• _Data records_:
+-------+

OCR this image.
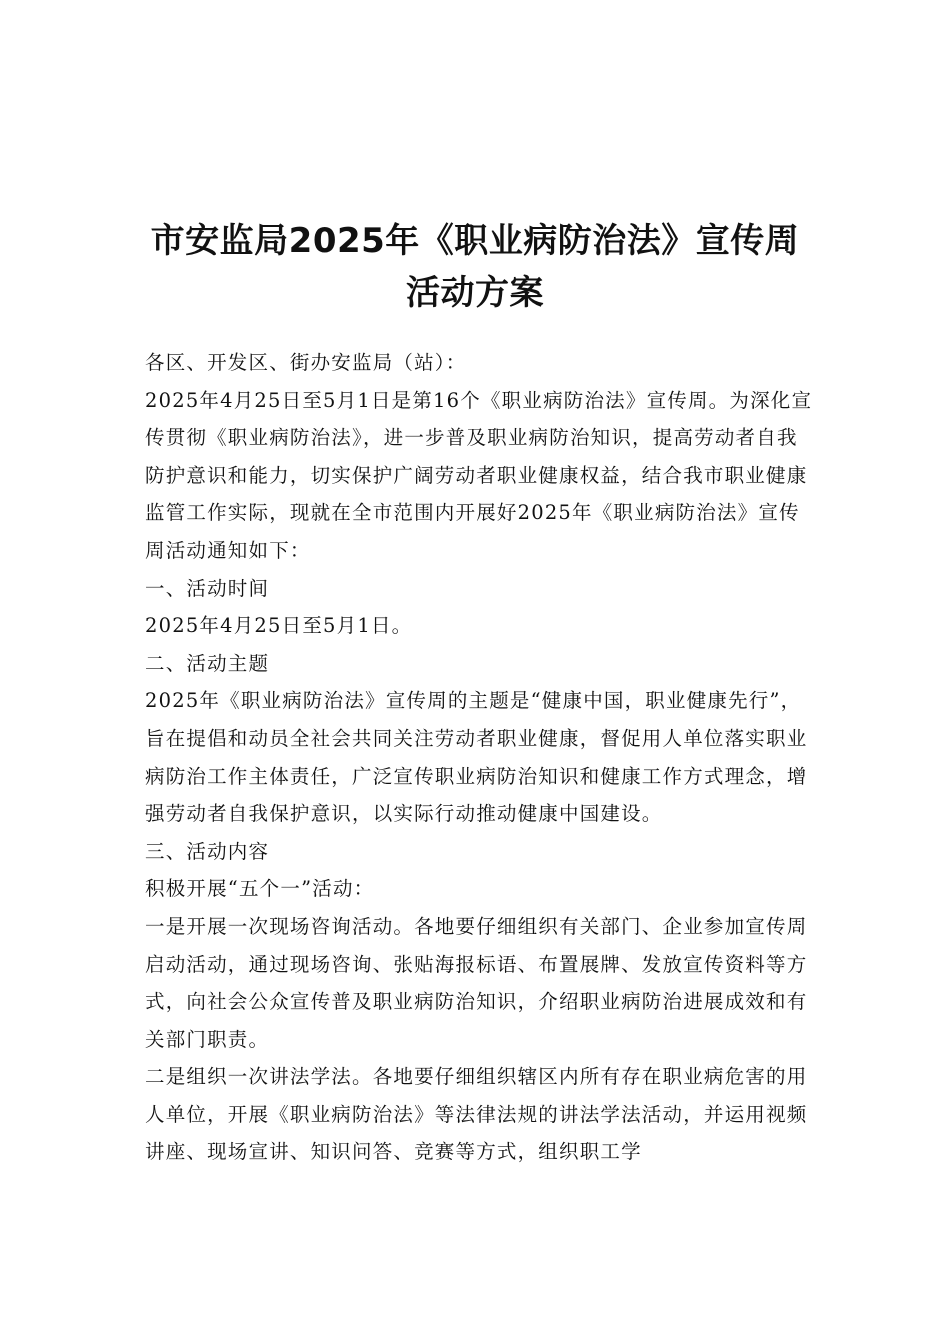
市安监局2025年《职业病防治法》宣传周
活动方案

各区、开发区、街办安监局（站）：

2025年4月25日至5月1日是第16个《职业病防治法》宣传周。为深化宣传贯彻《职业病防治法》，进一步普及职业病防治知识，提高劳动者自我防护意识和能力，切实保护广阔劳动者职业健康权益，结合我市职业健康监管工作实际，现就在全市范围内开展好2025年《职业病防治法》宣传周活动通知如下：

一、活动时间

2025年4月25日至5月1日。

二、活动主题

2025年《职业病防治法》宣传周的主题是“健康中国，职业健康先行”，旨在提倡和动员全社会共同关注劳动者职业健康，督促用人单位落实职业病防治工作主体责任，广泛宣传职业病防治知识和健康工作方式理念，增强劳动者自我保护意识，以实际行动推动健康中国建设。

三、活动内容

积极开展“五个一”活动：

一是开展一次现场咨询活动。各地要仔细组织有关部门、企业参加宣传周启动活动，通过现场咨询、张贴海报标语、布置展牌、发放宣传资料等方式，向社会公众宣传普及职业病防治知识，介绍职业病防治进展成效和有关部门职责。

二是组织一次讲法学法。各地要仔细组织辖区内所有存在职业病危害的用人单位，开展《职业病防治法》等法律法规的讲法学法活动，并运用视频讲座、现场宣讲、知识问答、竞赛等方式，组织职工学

+-------+

• _Written task_:
Extract the full listing above verbatim; pictures are to be left out of the copy.

• _Answer for this exercise_:
OCR this image.
市安监局2025年《职业病防治法》宣传周
活动方案

各区、开发区、街办安监局（站）：

2025年4月25日至5月1日是第16个《职业病防治法》宣传周。为深化宣传贯彻《职业病防治法》，进一步普及职业病防治知识，提高劳动者自我防护意识和能力，切实保护广阔劳动者职业健康权益，结合我市职业健康监管工作实际，现就在全市范围内开展好2025年《职业病防治法》宣传周活动通知如下：

一、活动时间

2025年4月25日至5月1日。

二、活动主题

2025年《职业病防治法》宣传周的主题是“健康中国，职业健康先行”，旨在提倡和动员全社会共同关注劳动者职业健康，督促用人单位落实职业病防治工作主体责任，广泛宣传职业病防治知识和健康工作方式理念，增强劳动者自我保护意识，以实际行动推动健康中国建设。

三、活动内容

积极开展“五个一”活动：

一是开展一次现场咨询活动。各地要仔细组织有关部门、企业参加宣传周启动活动，通过现场咨询、张贴海报标语、布置展牌、发放宣传资料等方式，向社会公众宣传普及职业病防治知识，介绍职业病防治进展成效和有关部门职责。

二是组织一次讲法学法。各地要仔细组织辖区内所有存在职业病危害的用人单位，开展《职业病防治法》等法律法规的讲法学法活动，并运用视频讲座、现场宣讲、知识问答、竞赛等方式，组织职工学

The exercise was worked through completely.